── Dataset entries

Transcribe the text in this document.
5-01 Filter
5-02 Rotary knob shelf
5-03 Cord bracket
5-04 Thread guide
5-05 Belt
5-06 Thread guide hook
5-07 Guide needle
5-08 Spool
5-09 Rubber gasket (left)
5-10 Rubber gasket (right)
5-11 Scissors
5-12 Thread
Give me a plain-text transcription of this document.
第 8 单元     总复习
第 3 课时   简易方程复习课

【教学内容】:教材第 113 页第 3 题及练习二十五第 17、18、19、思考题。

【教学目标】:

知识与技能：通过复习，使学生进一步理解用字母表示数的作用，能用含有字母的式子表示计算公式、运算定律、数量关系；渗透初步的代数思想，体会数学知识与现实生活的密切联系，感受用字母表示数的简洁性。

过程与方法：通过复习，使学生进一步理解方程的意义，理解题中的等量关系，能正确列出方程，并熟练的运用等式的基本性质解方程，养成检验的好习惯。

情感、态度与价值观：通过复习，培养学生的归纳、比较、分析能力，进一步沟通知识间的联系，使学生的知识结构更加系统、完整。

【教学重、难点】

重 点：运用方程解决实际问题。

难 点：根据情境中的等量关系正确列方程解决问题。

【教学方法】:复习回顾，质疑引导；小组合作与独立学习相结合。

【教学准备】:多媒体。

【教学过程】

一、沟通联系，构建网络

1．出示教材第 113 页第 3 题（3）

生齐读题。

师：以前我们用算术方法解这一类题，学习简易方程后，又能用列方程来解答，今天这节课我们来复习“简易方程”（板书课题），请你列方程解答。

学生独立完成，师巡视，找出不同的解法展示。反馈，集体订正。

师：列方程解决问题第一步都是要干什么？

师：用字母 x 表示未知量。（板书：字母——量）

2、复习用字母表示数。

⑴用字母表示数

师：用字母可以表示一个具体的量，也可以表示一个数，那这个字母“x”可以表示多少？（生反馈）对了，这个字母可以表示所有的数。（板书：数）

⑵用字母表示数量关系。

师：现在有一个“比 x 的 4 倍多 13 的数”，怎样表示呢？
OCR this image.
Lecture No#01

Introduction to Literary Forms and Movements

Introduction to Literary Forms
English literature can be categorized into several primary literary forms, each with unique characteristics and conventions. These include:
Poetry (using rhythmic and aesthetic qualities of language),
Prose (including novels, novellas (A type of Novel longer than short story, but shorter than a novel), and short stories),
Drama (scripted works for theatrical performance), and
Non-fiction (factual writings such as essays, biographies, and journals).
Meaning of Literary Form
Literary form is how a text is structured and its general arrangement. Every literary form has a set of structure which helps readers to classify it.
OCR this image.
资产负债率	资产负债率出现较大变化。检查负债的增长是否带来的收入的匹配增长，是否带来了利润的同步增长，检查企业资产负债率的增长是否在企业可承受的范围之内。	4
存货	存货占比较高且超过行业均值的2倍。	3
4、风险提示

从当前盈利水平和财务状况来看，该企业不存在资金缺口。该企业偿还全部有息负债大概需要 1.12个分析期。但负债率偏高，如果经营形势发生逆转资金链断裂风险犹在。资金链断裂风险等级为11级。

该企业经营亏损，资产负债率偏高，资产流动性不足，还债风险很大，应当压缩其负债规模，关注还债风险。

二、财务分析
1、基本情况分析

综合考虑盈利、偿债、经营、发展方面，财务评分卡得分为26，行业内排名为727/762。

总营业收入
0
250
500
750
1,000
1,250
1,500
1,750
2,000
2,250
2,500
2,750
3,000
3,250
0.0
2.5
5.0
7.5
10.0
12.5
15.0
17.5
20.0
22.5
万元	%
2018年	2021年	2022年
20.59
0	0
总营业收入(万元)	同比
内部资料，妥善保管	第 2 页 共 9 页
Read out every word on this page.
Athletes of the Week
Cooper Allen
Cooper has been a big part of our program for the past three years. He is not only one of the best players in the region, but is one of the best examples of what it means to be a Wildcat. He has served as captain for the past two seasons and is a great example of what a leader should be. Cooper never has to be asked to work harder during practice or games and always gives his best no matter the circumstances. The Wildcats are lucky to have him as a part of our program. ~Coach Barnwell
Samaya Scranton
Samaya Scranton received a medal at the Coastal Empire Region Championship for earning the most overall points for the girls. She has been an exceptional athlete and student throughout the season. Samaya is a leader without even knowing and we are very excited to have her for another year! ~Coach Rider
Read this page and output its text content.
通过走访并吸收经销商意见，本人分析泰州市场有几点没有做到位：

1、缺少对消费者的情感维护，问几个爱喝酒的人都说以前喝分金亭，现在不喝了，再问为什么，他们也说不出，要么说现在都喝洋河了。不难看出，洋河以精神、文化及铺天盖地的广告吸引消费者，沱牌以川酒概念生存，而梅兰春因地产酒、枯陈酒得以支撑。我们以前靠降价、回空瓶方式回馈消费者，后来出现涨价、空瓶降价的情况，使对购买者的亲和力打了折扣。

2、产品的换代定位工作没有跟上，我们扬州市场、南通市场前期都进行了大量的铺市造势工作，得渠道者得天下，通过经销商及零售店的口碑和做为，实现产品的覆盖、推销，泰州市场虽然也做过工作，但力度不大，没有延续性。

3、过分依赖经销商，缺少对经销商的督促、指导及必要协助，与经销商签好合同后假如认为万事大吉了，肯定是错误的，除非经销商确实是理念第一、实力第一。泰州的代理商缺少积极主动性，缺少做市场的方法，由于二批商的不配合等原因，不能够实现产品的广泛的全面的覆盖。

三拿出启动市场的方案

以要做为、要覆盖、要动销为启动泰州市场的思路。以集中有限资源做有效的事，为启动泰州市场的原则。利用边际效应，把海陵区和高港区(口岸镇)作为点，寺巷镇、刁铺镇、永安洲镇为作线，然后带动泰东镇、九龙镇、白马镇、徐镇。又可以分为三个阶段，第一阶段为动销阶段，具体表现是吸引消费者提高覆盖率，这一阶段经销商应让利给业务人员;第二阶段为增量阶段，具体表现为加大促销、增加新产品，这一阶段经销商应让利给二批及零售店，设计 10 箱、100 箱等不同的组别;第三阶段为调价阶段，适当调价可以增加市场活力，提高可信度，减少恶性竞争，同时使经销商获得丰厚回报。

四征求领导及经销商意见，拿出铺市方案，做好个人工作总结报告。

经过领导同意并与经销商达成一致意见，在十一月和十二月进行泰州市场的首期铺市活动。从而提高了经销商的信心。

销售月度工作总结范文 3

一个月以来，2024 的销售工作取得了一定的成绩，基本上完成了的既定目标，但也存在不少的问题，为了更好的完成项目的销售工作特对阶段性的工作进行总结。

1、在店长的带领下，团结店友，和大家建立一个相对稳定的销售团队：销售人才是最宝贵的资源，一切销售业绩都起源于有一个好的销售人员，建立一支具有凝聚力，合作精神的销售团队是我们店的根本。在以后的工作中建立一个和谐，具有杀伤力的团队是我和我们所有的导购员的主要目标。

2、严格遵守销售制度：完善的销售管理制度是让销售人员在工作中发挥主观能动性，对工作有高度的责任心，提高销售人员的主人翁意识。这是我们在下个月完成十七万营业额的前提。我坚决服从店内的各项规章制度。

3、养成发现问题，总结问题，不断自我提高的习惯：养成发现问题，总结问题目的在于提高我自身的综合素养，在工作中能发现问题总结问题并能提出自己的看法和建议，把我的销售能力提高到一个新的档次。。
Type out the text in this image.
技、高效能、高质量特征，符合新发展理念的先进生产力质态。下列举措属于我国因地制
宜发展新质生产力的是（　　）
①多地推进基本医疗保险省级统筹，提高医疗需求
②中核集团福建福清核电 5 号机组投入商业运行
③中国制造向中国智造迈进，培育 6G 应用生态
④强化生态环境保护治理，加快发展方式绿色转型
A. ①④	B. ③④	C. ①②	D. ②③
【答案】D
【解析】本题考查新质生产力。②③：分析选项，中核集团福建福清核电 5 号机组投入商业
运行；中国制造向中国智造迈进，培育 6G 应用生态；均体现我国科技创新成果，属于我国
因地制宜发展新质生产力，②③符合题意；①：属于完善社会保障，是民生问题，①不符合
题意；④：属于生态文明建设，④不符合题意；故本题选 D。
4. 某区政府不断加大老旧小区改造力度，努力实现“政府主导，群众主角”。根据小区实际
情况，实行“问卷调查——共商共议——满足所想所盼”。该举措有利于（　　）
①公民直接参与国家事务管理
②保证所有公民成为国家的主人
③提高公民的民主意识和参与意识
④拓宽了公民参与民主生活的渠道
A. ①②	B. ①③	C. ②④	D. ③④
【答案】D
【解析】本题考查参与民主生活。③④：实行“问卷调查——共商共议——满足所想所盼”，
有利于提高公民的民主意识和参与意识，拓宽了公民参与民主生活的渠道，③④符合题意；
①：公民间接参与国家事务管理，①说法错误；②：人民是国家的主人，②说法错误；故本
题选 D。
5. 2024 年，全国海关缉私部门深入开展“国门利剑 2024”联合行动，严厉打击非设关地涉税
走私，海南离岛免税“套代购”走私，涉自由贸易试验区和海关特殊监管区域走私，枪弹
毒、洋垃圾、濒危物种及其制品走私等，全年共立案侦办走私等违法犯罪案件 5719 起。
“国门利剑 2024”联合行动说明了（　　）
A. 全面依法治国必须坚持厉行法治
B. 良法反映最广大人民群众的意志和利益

────

How many lines in the records above contain the word "Introduction"? Give only the number.

2